**YOUR OBJECTIVE:**
Leave out the pictures and copy the remaining records exactly.
-- Begin DATA PROVIDED --
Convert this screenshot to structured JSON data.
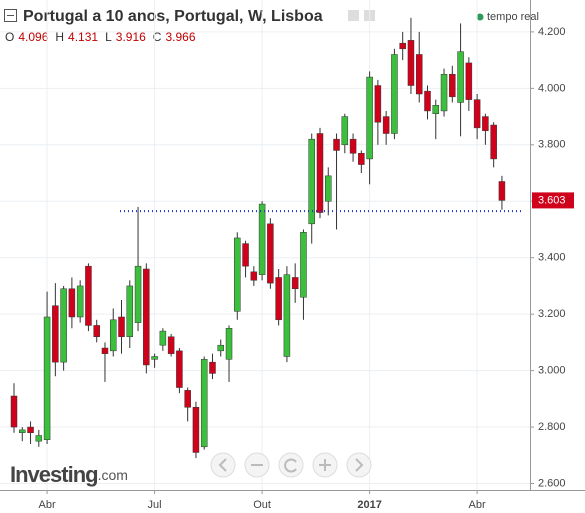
{
  "chart_data": {
    "type": "candlestick",
    "title": "Portugal a 10 anos, Portugal, W, Lisboa",
    "realtime": "tempo real",
    "logo": "Investing",
    "logo_suffix": ".com",
    "ohlc": [
      {
        "label": "O",
        "value": 4.096
      },
      {
        "label": "H",
        "value": 4.131
      },
      {
        "label": "L",
        "value": 3.916
      },
      {
        "label": "C",
        "value": 3.966
      }
    ],
    "categories": [
      null,
      null,
      null,
      null,
      "Abr",
      null,
      null,
      null,
      null,
      null,
      null,
      null,
      null,
      null,
      null,
      null,
      null,
      "Jul",
      null,
      null,
      null,
      null,
      null,
      null,
      null,
      null,
      null,
      null,
      null,
      null,
      "Out",
      null,
      null,
      null,
      null,
      null,
      null,
      null,
      null,
      null,
      null,
      null,
      null,
      "2017",
      null,
      null,
      null,
      null,
      null,
      null,
      null,
      null,
      null,
      null,
      null,
      null,
      "Abr",
      null,
      null,
      null
    ],
    "open": [
      2.91,
      2.78,
      2.8,
      2.75,
      2.755,
      3.23,
      3.03,
      3.29,
      3.19,
      3.37,
      3.16,
      3.08,
      3.07,
      3.19,
      3.12,
      3.17,
      3.36,
      3.04,
      3.09,
      3.12,
      3.07,
      2.93,
      2.87,
      2.73,
      3.03,
      3.07,
      3.04,
      3.21,
      3.45,
      3.35,
      3.34,
      3.52,
      3.33,
      3.05,
      3.33,
      3.26,
      3.52,
      3.84,
      3.6,
      3.82,
      3.8,
      3.82,
      3.77,
      3.75,
      4.01,
      3.9,
      3.84,
      4.16,
      4.17,
      4.12,
      3.99,
      3.91,
      3.92,
      4.05,
      3.95,
      4.09,
      3.96,
      3.9,
      3.87,
      3.67
    ],
    "high": [
      2.955,
      2.8,
      2.82,
      2.79,
      3.28,
      3.31,
      3.3,
      3.33,
      3.32,
      3.38,
      3.18,
      3.1,
      3.22,
      3.25,
      3.32,
      3.58,
      3.38,
      3.06,
      3.15,
      3.13,
      3.08,
      2.94,
      2.89,
      3.05,
      3.06,
      3.11,
      3.16,
      3.49,
      3.46,
      3.37,
      3.6,
      3.54,
      3.36,
      3.37,
      3.38,
      3.5,
      3.84,
      3.86,
      3.72,
      3.84,
      3.91,
      3.84,
      3.78,
      4.06,
      4.03,
      3.92,
      4.14,
      4.2,
      4.25,
      4.2,
      4.01,
      3.96,
      4.07,
      4.08,
      4.23,
      4.11,
      3.98,
      3.91,
      3.88,
      3.69
    ],
    "low": [
      2.78,
      2.75,
      2.74,
      2.73,
      2.74,
      2.98,
      3.0,
      3.15,
      3.17,
      3.14,
      3.1,
      2.96,
      3.05,
      3.06,
      3.08,
      3.14,
      2.99,
      3.01,
      3.07,
      3.05,
      2.92,
      2.82,
      2.69,
      2.72,
      2.97,
      3.05,
      2.96,
      3.18,
      3.33,
      3.3,
      3.32,
      3.29,
      3.16,
      3.03,
      3.24,
      3.18,
      3.45,
      3.54,
      3.55,
      3.5,
      3.77,
      3.74,
      3.7,
      3.66,
      3.8,
      3.8,
      3.82,
      4.1,
      3.98,
      3.95,
      3.89,
      3.82,
      3.9,
      3.95,
      3.83,
      3.92,
      3.82,
      3.8,
      3.72,
      3.57
    ],
    "close": [
      2.8,
      2.79,
      2.78,
      2.77,
      3.19,
      3.03,
      3.29,
      3.19,
      3.3,
      3.16,
      3.12,
      3.06,
      3.18,
      3.12,
      3.3,
      3.37,
      3.02,
      3.05,
      3.14,
      3.06,
      2.94,
      2.87,
      2.71,
      3.04,
      2.99,
      3.09,
      3.15,
      3.47,
      3.37,
      3.32,
      3.59,
      3.31,
      3.18,
      3.34,
      3.29,
      3.49,
      3.82,
      3.56,
      3.69,
      3.78,
      3.9,
      3.77,
      3.73,
      4.04,
      3.88,
      3.84,
      4.12,
      4.14,
      4.01,
      3.98,
      3.92,
      3.94,
      4.05,
      3.97,
      4.13,
      3.96,
      3.86,
      3.85,
      3.75,
      3.603
    ],
    "up_color": "#3cbf3c",
    "down_color": "#d0021b",
    "hline": 3.565,
    "hline_color": "#2233cc",
    "ylim": [
      2.577,
      4.313
    ],
    "yticks": [
      {
        "value": 2.6,
        "label": "2.600"
      },
      {
        "value": 2.8,
        "label": "2.800"
      },
      {
        "value": 3.0,
        "label": "3.000"
      },
      {
        "value": 3.2,
        "label": "3.200"
      },
      {
        "value": 3.4,
        "label": "3.400"
      },
      {
        "value": 3.6,
        "label": "3.600"
      },
      {
        "value": 3.8,
        "label": "3.800"
      },
      {
        "value": 4.0,
        "label": "4.000"
      },
      {
        "value": 4.2,
        "label": "4.200"
      }
    ],
    "grid": true
  }
}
-- End DATA PROVIDED --
**THE OUTPUT:**
Convert this screenshot to structured JSON data.
{
  "chart_data": {
    "type": "candlestick",
    "title": "Portugal a 10 anos, Portugal, W, Lisboa",
    "realtime": "tempo real",
    "logo": "Investing",
    "logo_suffix": ".com",
    "ohlc": [
      {
        "label": "O",
        "value": 4.096
      },
      {
        "label": "H",
        "value": 4.131
      },
      {
        "label": "L",
        "value": 3.916
      },
      {
        "label": "C",
        "value": 3.966
      }
    ],
    "categories": [
      null,
      null,
      null,
      null,
      "Abr",
      null,
      null,
      null,
      null,
      null,
      null,
      null,
      null,
      null,
      null,
      null,
      null,
      "Jul",
      null,
      null,
      null,
      null,
      null,
      null,
      null,
      null,
      null,
      null,
      null,
      null,
      "Out",
      null,
      null,
      null,
      null,
      null,
      null,
      null,
      null,
      null,
      null,
      null,
      null,
      "2017",
      null,
      null,
      null,
      null,
      null,
      null,
      null,
      null,
      null,
      null,
      null,
      null,
      "Abr",
      null,
      null,
      null
    ],
    "open": [
      2.91,
      2.78,
      2.8,
      2.75,
      2.755,
      3.23,
      3.03,
      3.29,
      3.19,
      3.37,
      3.16,
      3.08,
      3.07,
      3.19,
      3.12,
      3.17,
      3.36,
      3.04,
      3.09,
      3.12,
      3.07,
      2.93,
      2.87,
      2.73,
      3.03,
      3.07,
      3.04,
      3.21,
      3.45,
      3.35,
      3.34,
      3.52,
      3.33,
      3.05,
      3.33,
      3.26,
      3.52,
      3.84,
      3.6,
      3.82,
      3.8,
      3.82,
      3.77,
      3.75,
      4.01,
      3.9,
      3.84,
      4.16,
      4.17,
      4.12,
      3.99,
      3.91,
      3.92,
      4.05,
      3.95,
      4.09,
      3.96,
      3.9,
      3.87,
      3.67
    ],
    "high": [
      2.955,
      2.8,
      2.82,
      2.79,
      3.28,
      3.31,
      3.3,
      3.33,
      3.32,
      3.38,
      3.18,
      3.1,
      3.22,
      3.25,
      3.32,
      3.58,
      3.38,
      3.06,
      3.15,
      3.13,
      3.08,
      2.94,
      2.89,
      3.05,
      3.06,
      3.11,
      3.16,
      3.49,
      3.46,
      3.37,
      3.6,
      3.54,
      3.36,
      3.37,
      3.38,
      3.5,
      3.84,
      3.86,
      3.72,
      3.84,
      3.91,
      3.84,
      3.78,
      4.06,
      4.03,
      3.92,
      4.14,
      4.2,
      4.25,
      4.2,
      4.01,
      3.96,
      4.07,
      4.08,
      4.23,
      4.11,
      3.98,
      3.91,
      3.88,
      3.69
    ],
    "low": [
      2.78,
      2.75,
      2.74,
      2.73,
      2.74,
      2.98,
      3.0,
      3.15,
      3.17,
      3.14,
      3.1,
      2.96,
      3.05,
      3.06,
      3.08,
      3.14,
      2.99,
      3.01,
      3.07,
      3.05,
      2.92,
      2.82,
      2.69,
      2.72,
      2.97,
      3.05,
      2.96,
      3.18,
      3.33,
      3.3,
      3.32,
      3.29,
      3.16,
      3.03,
      3.24,
      3.18,
      3.45,
      3.54,
      3.55,
      3.5,
      3.77,
      3.74,
      3.7,
      3.66,
      3.8,
      3.8,
      3.82,
      4.1,
      3.98,
      3.95,
      3.89,
      3.82,
      3.9,
      3.95,
      3.83,
      3.92,
      3.82,
      3.8,
      3.72,
      3.57
    ],
    "close": [
      2.8,
      2.79,
      2.78,
      2.77,
      3.19,
      3.03,
      3.29,
      3.19,
      3.3,
      3.16,
      3.12,
      3.06,
      3.18,
      3.12,
      3.3,
      3.37,
      3.02,
      3.05,
      3.14,
      3.06,
      2.94,
      2.87,
      2.71,
      3.04,
      2.99,
      3.09,
      3.15,
      3.47,
      3.37,
      3.32,
      3.59,
      3.31,
      3.18,
      3.34,
      3.29,
      3.49,
      3.82,
      3.56,
      3.69,
      3.78,
      3.9,
      3.77,
      3.73,
      4.04,
      3.88,
      3.84,
      4.12,
      4.14,
      4.01,
      3.98,
      3.92,
      3.94,
      4.05,
      3.97,
      4.13,
      3.96,
      3.86,
      3.85,
      3.75,
      3.603
    ],
    "up_color": "#3cbf3c",
    "down_color": "#d0021b",
    "hline": 3.565,
    "hline_color": "#2233cc",
    "ylim": [
      2.577,
      4.313
    ],
    "yticks": [
      {
        "value": 2.6,
        "label": "2.600"
      },
      {
        "value": 2.8,
        "label": "2.800"
      },
      {
        "value": 3.0,
        "label": "3.000"
      },
      {
        "value": 3.2,
        "label": "3.200"
      },
      {
        "value": 3.4,
        "label": "3.400"
      },
      {
        "value": 3.6,
        "label": "3.600"
      },
      {
        "value": 3.8,
        "label": "3.800"
      },
      {
        "value": 4.0,
        "label": "4.000"
      },
      {
        "value": 4.2,
        "label": "4.200"
      }
    ],
    "grid": true
  }
}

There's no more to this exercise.